• [Description of the task]: Every line of the material is to be quoted verbatim, minus the pictures.
--------------------------------------------------
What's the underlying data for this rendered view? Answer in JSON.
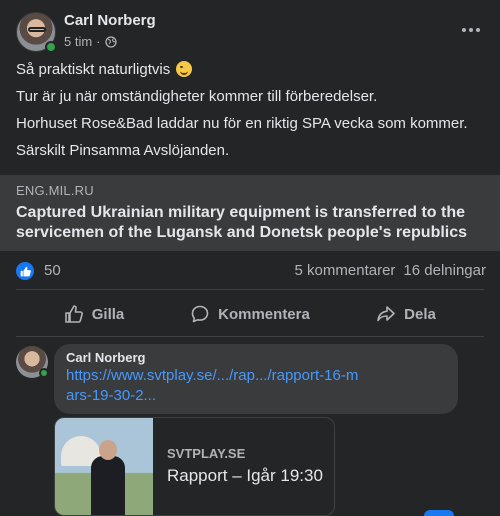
{
  "post": {
    "author": "Carl Norberg",
    "time": "5 tim",
    "separator": "·",
    "privacy_icon": "globe-icon",
    "menu_icon": "more-options-icon",
    "lines": [
      "Så praktiskt naturligtvis",
      "Tur är ju när omständigheter kommer till förberedelser.",
      "Horhuset Rose&Bad laddar nu för en riktig SPA vecka som kommer.",
      "Särskilt Pinsamma Avslöjanden."
    ],
    "emoji": "winking-face-emoji"
  },
  "link_card": {
    "domain": "ENG.MIL.RU",
    "title": "Captured Ukrainian military equipment is transferred to the servicemen of the Lugansk and Donetsk people's republics"
  },
  "stats": {
    "likes": "50",
    "comments": "5 kommentarer",
    "shares": "16 delningar"
  },
  "actions": {
    "like": "Gilla",
    "comment": "Kommentera",
    "share": "Dela"
  },
  "comment": {
    "author": "Carl Norberg",
    "link_text": "https://www.svtplay.se/.../rap.../rapport-16-mars-19-30-2...",
    "preview": {
      "domain": "SVTPLAY.SE",
      "title": "Rapport – Igår 19:30"
    }
  },
  "colors": {
    "background": "#242526",
    "card": "#3a3b3c",
    "accent": "#1877f2",
    "link": "#4599ff",
    "online": "#31a24c"
  }
}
--------------------------------------------------
• [Response]:
What's the underlying data for this rendered view? Answer in JSON.
{
  "post": {
    "author": "Carl Norberg",
    "time": "5 tim",
    "separator": "·",
    "privacy_icon": "globe-icon",
    "menu_icon": "more-options-icon",
    "lines": [
      "Så praktiskt naturligtvis",
      "Tur är ju när omständigheter kommer till förberedelser.",
      "Horhuset Rose&Bad laddar nu för en riktig SPA vecka som kommer.",
      "Särskilt Pinsamma Avslöjanden."
    ],
    "emoji": "winking-face-emoji"
  },
  "link_card": {
    "domain": "ENG.MIL.RU",
    "title": "Captured Ukrainian military equipment is transferred to the servicemen of the Lugansk and Donetsk people's republics"
  },
  "stats": {
    "likes": "50",
    "comments": "5 kommentarer",
    "shares": "16 delningar"
  },
  "actions": {
    "like": "Gilla",
    "comment": "Kommentera",
    "share": "Dela"
  },
  "comment": {
    "author": "Carl Norberg",
    "link_text": "https://www.svtplay.se/.../rap.../rapport-16-mars-19-30-2...",
    "preview": {
      "domain": "SVTPLAY.SE",
      "title": "Rapport – Igår 19:30"
    }
  },
  "colors": {
    "background": "#242526",
    "card": "#3a3b3c",
    "accent": "#1877f2",
    "link": "#4599ff",
    "online": "#31a24c"
  }
}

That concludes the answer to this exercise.